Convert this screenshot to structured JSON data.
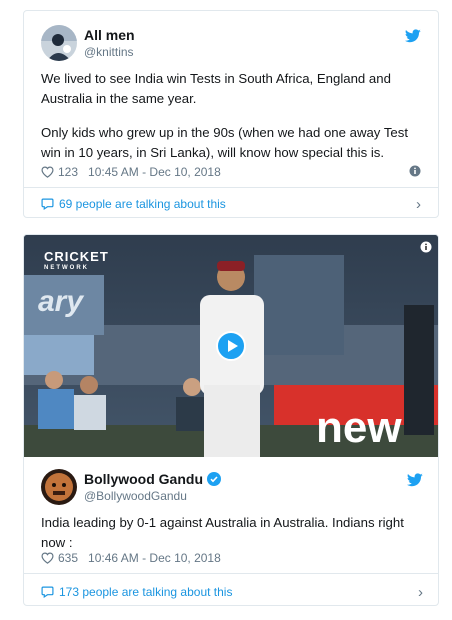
{
  "tweets": [
    {
      "name": "All men",
      "handle": "@knittins",
      "text_p1": "We lived to see India win Tests in South Africa, England and Australia in the same year.",
      "text_p2": "Only kids who grew up in the 90s (when we had one away Test win in 10 years, in Sri Lanka), will know how special this is.",
      "likes": "123",
      "timestamp": "10:45 AM - Dec 10, 2018",
      "talking": "69 people are talking about this"
    },
    {
      "name": "Bollywood Gandu",
      "handle": "@BollywoodGandu",
      "verified": true,
      "text": "India leading by 0-1 against Australia in Australia. Indians right now :",
      "likes": "635",
      "timestamp": "10:46 AM - Dec 10, 2018",
      "talking": "173 people are talking about this",
      "video": {
        "logo_line1": "CRICKET",
        "logo_line2": "NETWORK",
        "banner_left": "ary",
        "banner_right": "new"
      }
    }
  ],
  "colors": {
    "twitter_blue": "#1da1f2",
    "link_blue": "#1b95e0",
    "muted": "#657786",
    "border": "#e1e8ed"
  },
  "icons": [
    "twitter-bird-icon",
    "heart-icon",
    "info-icon",
    "comment-icon",
    "chevron-right-icon",
    "play-icon",
    "verified-badge-icon"
  ]
}
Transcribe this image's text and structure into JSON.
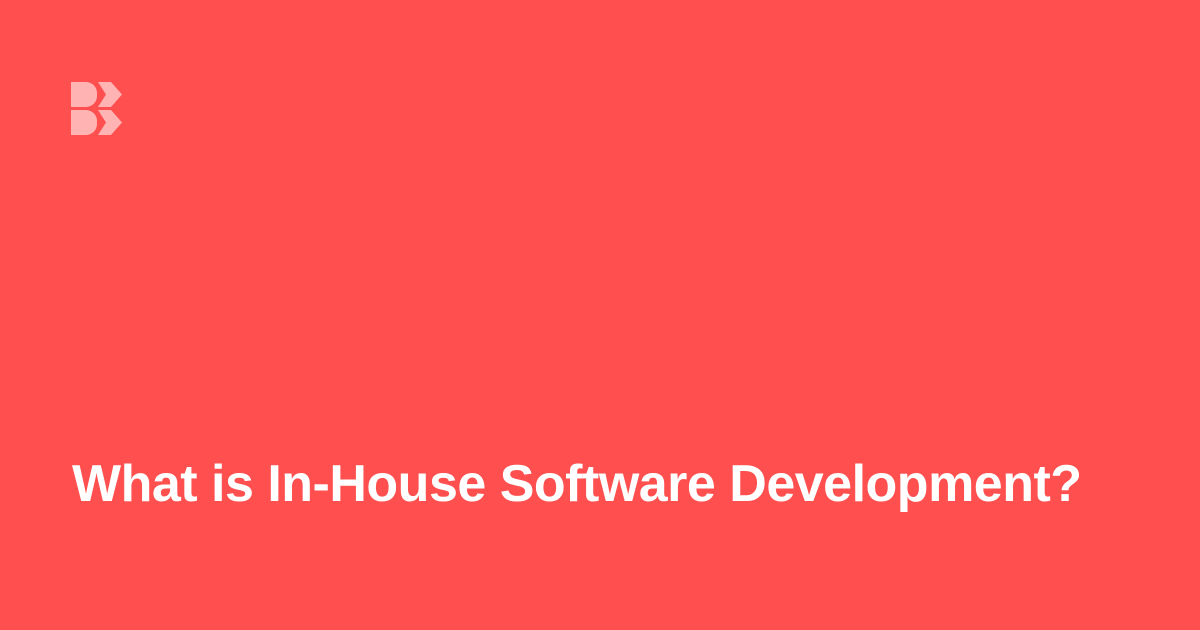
{
  "brand": {
    "logo_icon": "brand-logo-icon",
    "background_color": "#FF4F4F",
    "logo_color": "#FFB3B3"
  },
  "article": {
    "title": "What is In-House Software Development?",
    "title_color": "#FFFFFF"
  }
}
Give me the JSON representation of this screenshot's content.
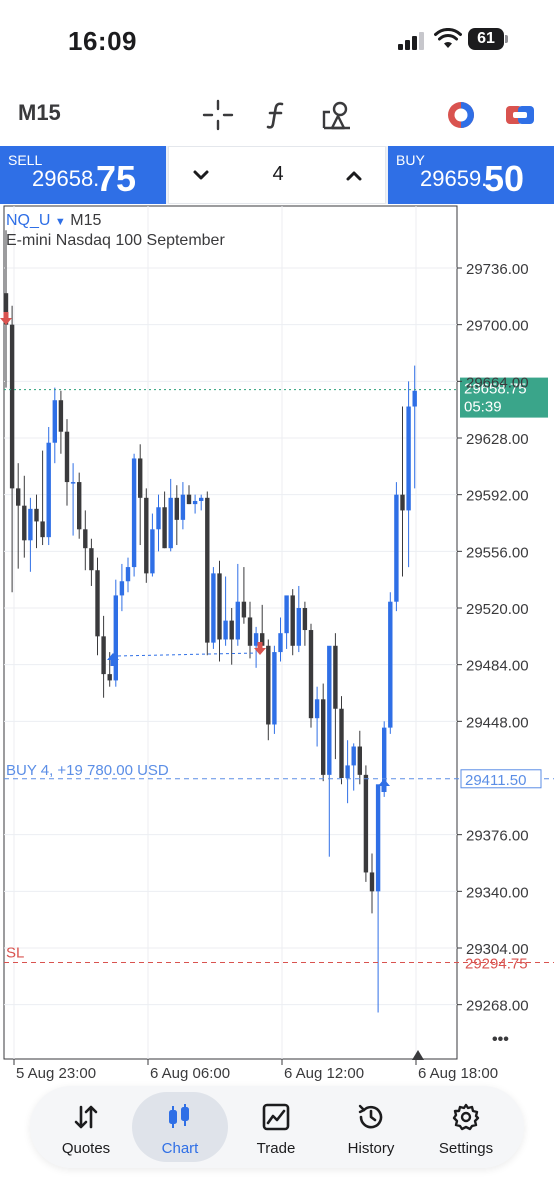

Exercise requirements
All of the material above should be reproduced exactly, except the pictures.

Worked answer
Convert this screenshot to structured JSON data.
{
  "tweets": [
    {
      "name": "All men",
      "handle": "@knittins",
      "text_p1": "We lived to see India win Tests in South Africa, England and Australia in the same year.",
      "text_p2": "Only kids who grew up in the 90s (when we had one away Test win in 10 years, in Sri Lanka), will know how special this is.",
      "likes": "123",
      "timestamp": "10:45 AM - Dec 10, 2018",
      "talking": "69 people are talking about this"
    },
    {
      "name": "Bollywood Gandu",
      "handle": "@BollywoodGandu",
      "verified": true,
      "text": "India leading by 0-1 against Australia in Australia. Indians right now :",
      "likes": "635",
      "timestamp": "10:46 AM - Dec 10, 2018",
      "talking": "173 people are talking about this",
      "video": {
        "logo_line1": "CRICKET",
        "logo_line2": "NETWORK",
        "banner_left": "ary",
        "banner_right": "new"
      }
    }
  ],
  "colors": {
    "twitter_blue": "#1da1f2",
    "link_blue": "#1b95e0",
    "muted": "#657786",
    "border": "#e1e8ed"
  },
  "icons": [
    "twitter-bird-icon",
    "heart-icon",
    "info-icon",
    "comment-icon",
    "chevron-right-icon",
    "play-icon",
    "verified-badge-icon"
  ]
}
Transcribe this image's text and structure into JSON.
{
  "brand": {
    "logo_icon": "brand-logo-icon",
    "background_color": "#FF4F4F",
    "logo_color": "#FFB3B3"
  },
  "article": {
    "title": "What is In-House Software Development?",
    "title_color": "#FFFFFF"
  }
}
Give me the JSON representation of this screenshot's content.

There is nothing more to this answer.